The records:
= = = = =

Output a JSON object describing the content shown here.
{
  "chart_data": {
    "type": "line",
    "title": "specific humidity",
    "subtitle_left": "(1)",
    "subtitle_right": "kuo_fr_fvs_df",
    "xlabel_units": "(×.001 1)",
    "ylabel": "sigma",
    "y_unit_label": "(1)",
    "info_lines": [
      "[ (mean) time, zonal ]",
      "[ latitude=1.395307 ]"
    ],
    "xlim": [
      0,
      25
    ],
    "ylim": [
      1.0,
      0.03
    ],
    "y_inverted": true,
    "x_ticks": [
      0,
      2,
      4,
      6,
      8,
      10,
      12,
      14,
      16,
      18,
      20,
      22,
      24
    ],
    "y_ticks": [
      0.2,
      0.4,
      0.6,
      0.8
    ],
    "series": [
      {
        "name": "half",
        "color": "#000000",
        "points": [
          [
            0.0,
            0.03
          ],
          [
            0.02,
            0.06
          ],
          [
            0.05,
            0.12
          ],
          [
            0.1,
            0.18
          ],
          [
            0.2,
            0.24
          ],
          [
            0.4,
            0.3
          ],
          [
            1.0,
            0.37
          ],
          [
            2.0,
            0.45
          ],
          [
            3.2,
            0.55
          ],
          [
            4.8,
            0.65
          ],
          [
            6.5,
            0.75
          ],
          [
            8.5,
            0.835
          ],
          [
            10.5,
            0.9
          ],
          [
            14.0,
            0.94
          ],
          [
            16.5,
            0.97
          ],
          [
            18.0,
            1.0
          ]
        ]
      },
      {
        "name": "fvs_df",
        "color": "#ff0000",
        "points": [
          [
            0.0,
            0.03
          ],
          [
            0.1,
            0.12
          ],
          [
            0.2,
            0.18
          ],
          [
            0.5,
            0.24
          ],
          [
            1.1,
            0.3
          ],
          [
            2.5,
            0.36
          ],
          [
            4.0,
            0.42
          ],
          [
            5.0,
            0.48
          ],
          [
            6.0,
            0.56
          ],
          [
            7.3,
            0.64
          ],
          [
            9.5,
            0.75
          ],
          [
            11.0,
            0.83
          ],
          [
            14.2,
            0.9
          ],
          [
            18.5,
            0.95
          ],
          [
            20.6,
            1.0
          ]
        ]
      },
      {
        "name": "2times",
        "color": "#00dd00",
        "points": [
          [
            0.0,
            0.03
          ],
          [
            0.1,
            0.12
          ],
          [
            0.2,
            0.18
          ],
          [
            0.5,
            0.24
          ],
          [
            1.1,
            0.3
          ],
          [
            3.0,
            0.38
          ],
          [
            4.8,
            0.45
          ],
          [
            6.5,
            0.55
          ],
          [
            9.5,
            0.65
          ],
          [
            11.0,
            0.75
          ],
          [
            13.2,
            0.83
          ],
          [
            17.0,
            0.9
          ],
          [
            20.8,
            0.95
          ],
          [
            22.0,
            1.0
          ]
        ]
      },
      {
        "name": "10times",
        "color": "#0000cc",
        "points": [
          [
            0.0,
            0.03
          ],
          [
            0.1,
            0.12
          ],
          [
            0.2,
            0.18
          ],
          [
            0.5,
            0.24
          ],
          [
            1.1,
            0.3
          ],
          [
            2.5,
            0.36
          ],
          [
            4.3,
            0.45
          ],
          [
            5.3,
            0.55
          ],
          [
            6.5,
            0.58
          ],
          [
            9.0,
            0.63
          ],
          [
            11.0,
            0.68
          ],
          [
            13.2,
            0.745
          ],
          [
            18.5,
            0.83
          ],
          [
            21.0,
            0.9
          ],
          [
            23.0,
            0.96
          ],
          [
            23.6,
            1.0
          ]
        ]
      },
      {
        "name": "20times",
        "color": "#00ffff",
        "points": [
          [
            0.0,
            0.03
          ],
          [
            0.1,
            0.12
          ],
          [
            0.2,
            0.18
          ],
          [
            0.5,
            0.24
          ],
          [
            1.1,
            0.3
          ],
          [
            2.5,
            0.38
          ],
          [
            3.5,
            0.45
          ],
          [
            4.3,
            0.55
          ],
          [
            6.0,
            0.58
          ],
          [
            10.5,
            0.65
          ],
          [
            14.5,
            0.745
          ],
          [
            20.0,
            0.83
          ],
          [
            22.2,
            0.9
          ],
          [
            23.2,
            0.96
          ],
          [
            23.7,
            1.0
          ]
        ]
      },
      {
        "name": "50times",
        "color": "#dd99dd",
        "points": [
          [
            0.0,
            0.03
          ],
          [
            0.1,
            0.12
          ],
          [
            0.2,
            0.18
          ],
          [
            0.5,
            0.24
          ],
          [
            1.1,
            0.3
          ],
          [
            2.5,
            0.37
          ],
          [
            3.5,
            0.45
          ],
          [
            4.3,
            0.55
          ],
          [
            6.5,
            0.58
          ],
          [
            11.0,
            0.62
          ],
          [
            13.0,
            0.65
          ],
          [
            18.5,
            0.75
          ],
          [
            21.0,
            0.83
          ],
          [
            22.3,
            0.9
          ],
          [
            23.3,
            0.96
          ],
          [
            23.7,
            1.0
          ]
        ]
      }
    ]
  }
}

= = = = =

Set exercise: Please output the entries above, every line exactly as it reads.

Finished answer:
Output a JSON object describing the content shown here.
{
  "chart_data": {
    "type": "line",
    "title": "specific humidity",
    "subtitle_left": "(1)",
    "subtitle_right": "kuo_fr_fvs_df",
    "xlabel_units": "(×.001 1)",
    "ylabel": "sigma",
    "y_unit_label": "(1)",
    "info_lines": [
      "[ (mean) time, zonal ]",
      "[ latitude=1.395307 ]"
    ],
    "xlim": [
      0,
      25
    ],
    "ylim": [
      1.0,
      0.03
    ],
    "y_inverted": true,
    "x_ticks": [
      0,
      2,
      4,
      6,
      8,
      10,
      12,
      14,
      16,
      18,
      20,
      22,
      24
    ],
    "y_ticks": [
      0.2,
      0.4,
      0.6,
      0.8
    ],
    "series": [
      {
        "name": "half",
        "color": "#000000",
        "points": [
          [
            0.0,
            0.03
          ],
          [
            0.02,
            0.06
          ],
          [
            0.05,
            0.12
          ],
          [
            0.1,
            0.18
          ],
          [
            0.2,
            0.24
          ],
          [
            0.4,
            0.3
          ],
          [
            1.0,
            0.37
          ],
          [
            2.0,
            0.45
          ],
          [
            3.2,
            0.55
          ],
          [
            4.8,
            0.65
          ],
          [
            6.5,
            0.75
          ],
          [
            8.5,
            0.835
          ],
          [
            10.5,
            0.9
          ],
          [
            14.0,
            0.94
          ],
          [
            16.5,
            0.97
          ],
          [
            18.0,
            1.0
          ]
        ]
      },
      {
        "name": "fvs_df",
        "color": "#ff0000",
        "points": [
          [
            0.0,
            0.03
          ],
          [
            0.1,
            0.12
          ],
          [
            0.2,
            0.18
          ],
          [
            0.5,
            0.24
          ],
          [
            1.1,
            0.3
          ],
          [
            2.5,
            0.36
          ],
          [
            4.0,
            0.42
          ],
          [
            5.0,
            0.48
          ],
          [
            6.0,
            0.56
          ],
          [
            7.3,
            0.64
          ],
          [
            9.5,
            0.75
          ],
          [
            11.0,
            0.83
          ],
          [
            14.2,
            0.9
          ],
          [
            18.5,
            0.95
          ],
          [
            20.6,
            1.0
          ]
        ]
      },
      {
        "name": "2times",
        "color": "#00dd00",
        "points": [
          [
            0.0,
            0.03
          ],
          [
            0.1,
            0.12
          ],
          [
            0.2,
            0.18
          ],
          [
            0.5,
            0.24
          ],
          [
            1.1,
            0.3
          ],
          [
            3.0,
            0.38
          ],
          [
            4.8,
            0.45
          ],
          [
            6.5,
            0.55
          ],
          [
            9.5,
            0.65
          ],
          [
            11.0,
            0.75
          ],
          [
            13.2,
            0.83
          ],
          [
            17.0,
            0.9
          ],
          [
            20.8,
            0.95
          ],
          [
            22.0,
            1.0
          ]
        ]
      },
      {
        "name": "10times",
        "color": "#0000cc",
        "points": [
          [
            0.0,
            0.03
          ],
          [
            0.1,
            0.12
          ],
          [
            0.2,
            0.18
          ],
          [
            0.5,
            0.24
          ],
          [
            1.1,
            0.3
          ],
          [
            2.5,
            0.36
          ],
          [
            4.3,
            0.45
          ],
          [
            5.3,
            0.55
          ],
          [
            6.5,
            0.58
          ],
          [
            9.0,
            0.63
          ],
          [
            11.0,
            0.68
          ],
          [
            13.2,
            0.745
          ],
          [
            18.5,
            0.83
          ],
          [
            21.0,
            0.9
          ],
          [
            23.0,
            0.96
          ],
          [
            23.6,
            1.0
          ]
        ]
      },
      {
        "name": "20times",
        "color": "#00ffff",
        "points": [
          [
            0.0,
            0.03
          ],
          [
            0.1,
            0.12
          ],
          [
            0.2,
            0.18
          ],
          [
            0.5,
            0.24
          ],
          [
            1.1,
            0.3
          ],
          [
            2.5,
            0.38
          ],
          [
            3.5,
            0.45
          ],
          [
            4.3,
            0.55
          ],
          [
            6.0,
            0.58
          ],
          [
            10.5,
            0.65
          ],
          [
            14.5,
            0.745
          ],
          [
            20.0,
            0.83
          ],
          [
            22.2,
            0.9
          ],
          [
            23.2,
            0.96
          ],
          [
            23.7,
            1.0
          ]
        ]
      },
      {
        "name": "50times",
        "color": "#dd99dd",
        "points": [
          [
            0.0,
            0.03
          ],
          [
            0.1,
            0.12
          ],
          [
            0.2,
            0.18
          ],
          [
            0.5,
            0.24
          ],
          [
            1.1,
            0.3
          ],
          [
            2.5,
            0.37
          ],
          [
            3.5,
            0.45
          ],
          [
            4.3,
            0.55
          ],
          [
            6.5,
            0.58
          ],
          [
            11.0,
            0.62
          ],
          [
            13.0,
            0.65
          ],
          [
            18.5,
            0.75
          ],
          [
            21.0,
            0.83
          ],
          [
            22.3,
            0.9
          ],
          [
            23.3,
            0.96
          ],
          [
            23.7,
            1.0
          ]
        ]
      }
    ]
  }
}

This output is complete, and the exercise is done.